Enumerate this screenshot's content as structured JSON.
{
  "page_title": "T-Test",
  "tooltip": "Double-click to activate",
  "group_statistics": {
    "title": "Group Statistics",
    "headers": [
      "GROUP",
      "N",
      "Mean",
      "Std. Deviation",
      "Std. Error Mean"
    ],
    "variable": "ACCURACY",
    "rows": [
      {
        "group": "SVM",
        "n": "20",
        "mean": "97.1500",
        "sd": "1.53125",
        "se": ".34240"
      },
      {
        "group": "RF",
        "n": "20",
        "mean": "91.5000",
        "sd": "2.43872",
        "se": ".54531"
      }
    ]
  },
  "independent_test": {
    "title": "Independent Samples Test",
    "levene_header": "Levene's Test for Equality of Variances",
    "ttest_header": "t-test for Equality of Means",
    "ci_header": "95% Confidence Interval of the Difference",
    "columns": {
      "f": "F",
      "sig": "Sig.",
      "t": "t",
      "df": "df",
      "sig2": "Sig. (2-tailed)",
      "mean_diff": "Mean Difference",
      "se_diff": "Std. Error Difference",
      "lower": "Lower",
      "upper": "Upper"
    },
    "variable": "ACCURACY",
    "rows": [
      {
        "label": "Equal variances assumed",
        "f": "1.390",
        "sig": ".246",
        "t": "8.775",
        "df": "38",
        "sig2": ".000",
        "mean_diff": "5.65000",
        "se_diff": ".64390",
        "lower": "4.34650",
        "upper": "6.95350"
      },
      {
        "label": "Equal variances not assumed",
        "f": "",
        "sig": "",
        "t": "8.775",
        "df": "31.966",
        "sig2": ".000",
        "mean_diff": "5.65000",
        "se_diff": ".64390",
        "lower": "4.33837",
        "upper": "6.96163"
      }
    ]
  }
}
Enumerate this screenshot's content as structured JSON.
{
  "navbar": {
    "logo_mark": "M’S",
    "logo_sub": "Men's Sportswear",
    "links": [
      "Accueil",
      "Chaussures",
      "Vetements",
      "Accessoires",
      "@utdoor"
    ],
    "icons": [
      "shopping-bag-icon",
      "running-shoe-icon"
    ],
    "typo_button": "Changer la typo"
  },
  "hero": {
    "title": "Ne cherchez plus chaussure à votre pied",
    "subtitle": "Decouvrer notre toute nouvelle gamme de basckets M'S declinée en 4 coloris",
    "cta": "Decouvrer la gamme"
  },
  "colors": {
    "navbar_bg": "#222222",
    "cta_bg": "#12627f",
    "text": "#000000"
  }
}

========

What to produce: Without leaving anything out, quote all the data.

Complete response:
Enumerate this screenshot's content as structured JSON.
{
  "page_title": "T-Test",
  "tooltip": "Double-click to activate",
  "group_statistics": {
    "title": "Group Statistics",
    "headers": [
      "GROUP",
      "N",
      "Mean",
      "Std. Deviation",
      "Std. Error Mean"
    ],
    "variable": "ACCURACY",
    "rows": [
      {
        "group": "SVM",
        "n": "20",
        "mean": "97.1500",
        "sd": "1.53125",
        "se": ".34240"
      },
      {
        "group": "RF",
        "n": "20",
        "mean": "91.5000",
        "sd": "2.43872",
        "se": ".54531"
      }
    ]
  },
  "independent_test": {
    "title": "Independent Samples Test",
    "levene_header": "Levene's Test for Equality of Variances",
    "ttest_header": "t-test for Equality of Means",
    "ci_header": "95% Confidence Interval of the Difference",
    "columns": {
      "f": "F",
      "sig": "Sig.",
      "t": "t",
      "df": "df",
      "sig2": "Sig. (2-tailed)",
      "mean_diff": "Mean Difference",
      "se_diff": "Std. Error Difference",
      "lower": "Lower",
      "upper": "Upper"
    },
    "variable": "ACCURACY",
    "rows": [
      {
        "label": "Equal variances assumed",
        "f": "1.390",
        "sig": ".246",
        "t": "8.775",
        "df": "38",
        "sig2": ".000",
        "mean_diff": "5.65000",
        "se_diff": ".64390",
        "lower": "4.34650",
        "upper": "6.95350"
      },
      {
        "label": "Equal variances not assumed",
        "f": "",
        "sig": "",
        "t": "8.775",
        "df": "31.966",
        "sig2": ".000",
        "mean_diff": "5.65000",
        "se_diff": ".64390",
        "lower": "4.33837",
        "upper": "6.96163"
      }
    ]
  }
}
Enumerate this screenshot's content as structured JSON.
{
  "navbar": {
    "logo_mark": "M’S",
    "logo_sub": "Men's Sportswear",
    "links": [
      "Accueil",
      "Chaussures",
      "Vetements",
      "Accessoires",
      "@utdoor"
    ],
    "icons": [
      "shopping-bag-icon",
      "running-shoe-icon"
    ],
    "typo_button": "Changer la typo"
  },
  "hero": {
    "title": "Ne cherchez plus chaussure à votre pied",
    "subtitle": "Decouvrer notre toute nouvelle gamme de basckets M'S declinée en 4 coloris",
    "cta": "Decouvrer la gamme"
  },
  "colors": {
    "navbar_bg": "#222222",
    "cta_bg": "#12627f",
    "text": "#000000"
  }
}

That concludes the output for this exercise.